--- Excerpted text ---
Tuesday, May 05, 2009

Inflation: Not this ship, sister

Alright so the Fed isn't going to defend the 10yr at 3%, and in fact appears to be targeting the belly of the yeild curve. That doesn't change the fundamental problem of deflation. Near term, based entirely on technicals, I've made a small short play in Treasuries. But I'm really just looking for a new entry on the long-side.

Almost exactly 2-years ago, I made my now famous (in my own mind) analogy of inflation to a Monopoly game. Basically my point was inflation wasn't about the price of any given property (or good) but the price of all the properties. Allowing any given good (at the time it was energy) to rise isn't, in and of itself, inflation.


Now there is fear that the Fed and Treasury's activities, especially the Fed's recent panache for "crediting bank reserves" (which means printing money). Here is the chart for M1 and M2 up 14% and 9% respectively in the last year.




Back to my Monopoly analogy. We might think of the M's as the actual multi-colored cash that each player has. As I demonstrated two years ago, an increase in cash available should cause the price level to rise, but only if you hold the savings rate constant.


Speaking more technically, you could say that an increase monetary base would have some multiplied impact on transactable money. In your textbook from college, this only involved banks and their willingness to lend. Actually, most often text books assume banks want to lend as much as they are legally allowed, which isn't the case right now. But I digress.


The securitization market makes this all much more complicated. The supply of loanable funds isn't just a function of cash in the banking system, but also cash invested in the shadow banking system. Right now net new issuance in ABS (meaning new issuance less principal being returned in old issues) is negative, meaning supply of funds from the shadow banking system is contracting.

This contraction of funds doesn't show up anywhere in the Ms, at least not directly, but obviously it matters in terms of consumers ability to buy goods. And it isn't just about availability of credit, which had everything to do with liquidity. Its about demand for credit also. Consumers want to save, they don't want to borrow right now. The following chart of household liabilities shows consumers actually decreased their total liabilities in 2008, the first year-over-year outright decline since the Federal Reserve began keeping the data in 1952.




Consumers are like a Monopoly player who has mortgaged all his properties. Passing GO doesn't cause him to buy more houses, it causes him to unmortgage his properties! That isn't inflation!


Getting back to consumers, it isn't clear to me that consumers are actually running out of money. Check this chart of the Household Financial Obligation Ratio, basically a debt service coverage ratio for consumers.
--- Exercise material ---
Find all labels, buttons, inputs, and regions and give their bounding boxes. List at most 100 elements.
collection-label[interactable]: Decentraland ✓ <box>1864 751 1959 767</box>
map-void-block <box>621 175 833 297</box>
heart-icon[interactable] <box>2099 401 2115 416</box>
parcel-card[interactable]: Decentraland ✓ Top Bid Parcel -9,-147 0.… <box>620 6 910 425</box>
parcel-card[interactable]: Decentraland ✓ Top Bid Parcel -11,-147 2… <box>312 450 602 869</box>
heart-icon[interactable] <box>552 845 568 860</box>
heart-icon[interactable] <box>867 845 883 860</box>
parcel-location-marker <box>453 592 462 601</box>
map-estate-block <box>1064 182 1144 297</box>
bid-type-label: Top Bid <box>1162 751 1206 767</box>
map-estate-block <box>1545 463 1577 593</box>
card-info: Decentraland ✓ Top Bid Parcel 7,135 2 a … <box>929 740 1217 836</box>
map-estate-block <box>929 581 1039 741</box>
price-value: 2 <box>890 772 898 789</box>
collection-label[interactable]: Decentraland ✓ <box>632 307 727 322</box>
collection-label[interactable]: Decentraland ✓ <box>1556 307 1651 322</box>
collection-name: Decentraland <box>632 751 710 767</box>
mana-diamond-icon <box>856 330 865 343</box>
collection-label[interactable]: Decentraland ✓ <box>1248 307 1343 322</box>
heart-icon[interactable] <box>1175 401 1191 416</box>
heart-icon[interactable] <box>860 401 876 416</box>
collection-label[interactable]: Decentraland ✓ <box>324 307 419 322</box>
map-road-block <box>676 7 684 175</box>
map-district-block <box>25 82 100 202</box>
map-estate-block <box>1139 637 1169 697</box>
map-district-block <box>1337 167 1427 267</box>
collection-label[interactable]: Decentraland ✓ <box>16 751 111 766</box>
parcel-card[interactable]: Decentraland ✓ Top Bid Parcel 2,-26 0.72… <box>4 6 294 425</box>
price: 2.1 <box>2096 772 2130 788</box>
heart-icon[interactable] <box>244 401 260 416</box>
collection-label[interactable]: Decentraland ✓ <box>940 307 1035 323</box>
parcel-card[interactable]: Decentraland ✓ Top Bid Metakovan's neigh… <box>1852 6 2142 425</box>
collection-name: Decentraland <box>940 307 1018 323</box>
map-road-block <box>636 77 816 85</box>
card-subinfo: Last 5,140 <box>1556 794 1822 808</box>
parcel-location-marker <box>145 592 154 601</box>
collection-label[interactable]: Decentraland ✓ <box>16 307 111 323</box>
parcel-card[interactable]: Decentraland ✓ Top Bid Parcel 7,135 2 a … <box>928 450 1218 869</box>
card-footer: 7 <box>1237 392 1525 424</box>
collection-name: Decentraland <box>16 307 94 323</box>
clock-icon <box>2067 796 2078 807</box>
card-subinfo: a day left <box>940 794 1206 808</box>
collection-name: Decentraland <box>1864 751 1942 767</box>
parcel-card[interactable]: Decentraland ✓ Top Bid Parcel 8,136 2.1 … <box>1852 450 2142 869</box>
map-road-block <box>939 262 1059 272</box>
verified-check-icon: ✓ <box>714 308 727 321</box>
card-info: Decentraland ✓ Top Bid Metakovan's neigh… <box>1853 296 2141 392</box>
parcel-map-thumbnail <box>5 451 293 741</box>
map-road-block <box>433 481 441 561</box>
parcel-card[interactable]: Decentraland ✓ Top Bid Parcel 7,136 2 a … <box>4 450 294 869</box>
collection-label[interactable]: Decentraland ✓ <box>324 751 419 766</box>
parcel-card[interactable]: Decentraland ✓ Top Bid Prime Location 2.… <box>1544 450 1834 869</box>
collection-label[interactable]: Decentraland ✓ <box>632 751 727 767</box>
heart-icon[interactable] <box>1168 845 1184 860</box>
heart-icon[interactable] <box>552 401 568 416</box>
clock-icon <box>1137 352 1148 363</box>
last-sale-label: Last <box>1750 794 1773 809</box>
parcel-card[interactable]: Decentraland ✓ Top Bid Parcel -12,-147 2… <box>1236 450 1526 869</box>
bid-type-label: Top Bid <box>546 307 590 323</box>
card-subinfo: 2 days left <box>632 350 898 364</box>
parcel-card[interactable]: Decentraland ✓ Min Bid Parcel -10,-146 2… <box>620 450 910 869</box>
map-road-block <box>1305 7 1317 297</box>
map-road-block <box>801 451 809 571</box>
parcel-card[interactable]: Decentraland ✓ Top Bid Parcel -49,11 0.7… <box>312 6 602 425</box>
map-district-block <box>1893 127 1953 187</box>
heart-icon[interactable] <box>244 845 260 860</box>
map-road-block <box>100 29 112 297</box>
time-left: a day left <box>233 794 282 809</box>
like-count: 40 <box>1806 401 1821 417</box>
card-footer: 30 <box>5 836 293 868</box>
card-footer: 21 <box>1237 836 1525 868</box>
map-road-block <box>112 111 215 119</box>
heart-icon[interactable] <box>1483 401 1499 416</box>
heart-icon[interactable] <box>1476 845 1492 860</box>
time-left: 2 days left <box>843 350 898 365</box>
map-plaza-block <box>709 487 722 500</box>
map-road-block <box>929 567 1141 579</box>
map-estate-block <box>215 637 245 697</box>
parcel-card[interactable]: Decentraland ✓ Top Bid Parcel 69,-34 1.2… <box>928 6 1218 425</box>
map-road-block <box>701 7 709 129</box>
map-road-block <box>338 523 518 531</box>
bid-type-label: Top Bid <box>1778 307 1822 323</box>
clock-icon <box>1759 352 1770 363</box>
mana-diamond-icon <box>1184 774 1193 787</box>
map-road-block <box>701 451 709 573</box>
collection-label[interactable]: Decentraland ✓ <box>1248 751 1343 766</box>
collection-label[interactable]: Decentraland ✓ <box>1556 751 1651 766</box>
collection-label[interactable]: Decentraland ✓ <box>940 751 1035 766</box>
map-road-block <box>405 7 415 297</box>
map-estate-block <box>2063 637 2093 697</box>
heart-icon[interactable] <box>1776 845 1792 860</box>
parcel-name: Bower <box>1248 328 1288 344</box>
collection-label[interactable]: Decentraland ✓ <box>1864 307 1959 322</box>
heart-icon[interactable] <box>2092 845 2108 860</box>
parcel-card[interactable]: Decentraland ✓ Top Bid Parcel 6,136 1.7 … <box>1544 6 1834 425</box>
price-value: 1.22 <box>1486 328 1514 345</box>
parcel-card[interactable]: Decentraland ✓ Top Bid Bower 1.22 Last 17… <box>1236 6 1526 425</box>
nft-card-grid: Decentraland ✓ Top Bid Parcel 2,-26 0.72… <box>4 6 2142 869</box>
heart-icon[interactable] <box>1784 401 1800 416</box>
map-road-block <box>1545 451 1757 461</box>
---
• Exercise instructions:
1. Transcribe exactly the passage of the inflation post that opens with the words "Back to my Monopoly" and closes with "savings rate constant.".
2. Please repeat word for word the lines of the entries from their very start through the line that contains "parcel-location-marker <box>453 592".

• Responses by task:
1.
Back to my Monopoly analogy. We might think of the M's as the actual multi-colored cash that each player has. As I demonstrated two years ago, an increase in cash available should cause the price level to rise, but only if you hold the savings rate constant.

2.
Find all labels, buttons, inputs, and regions and give their bounding boxes. List at most 100 elements.
collection-label[interactable]: Decentraland ✓ <box>1864 751 1959 767</box>
map-void-block <box>621 175 833 297</box>
heart-icon[interactable] <box>2099 401 2115 416</box>
parcel-card[interactable]: Decentraland ✓ Top Bid Parcel -9,-147 0.… <box>620 6 910 425</box>
parcel-card[interactable]: Decentraland ✓ Top Bid Parcel -11,-147 2… <box>312 450 602 869</box>
heart-icon[interactable] <box>552 845 568 860</box>
heart-icon[interactable] <box>867 845 883 860</box>
parcel-location-marker <box>453 592 462 601</box>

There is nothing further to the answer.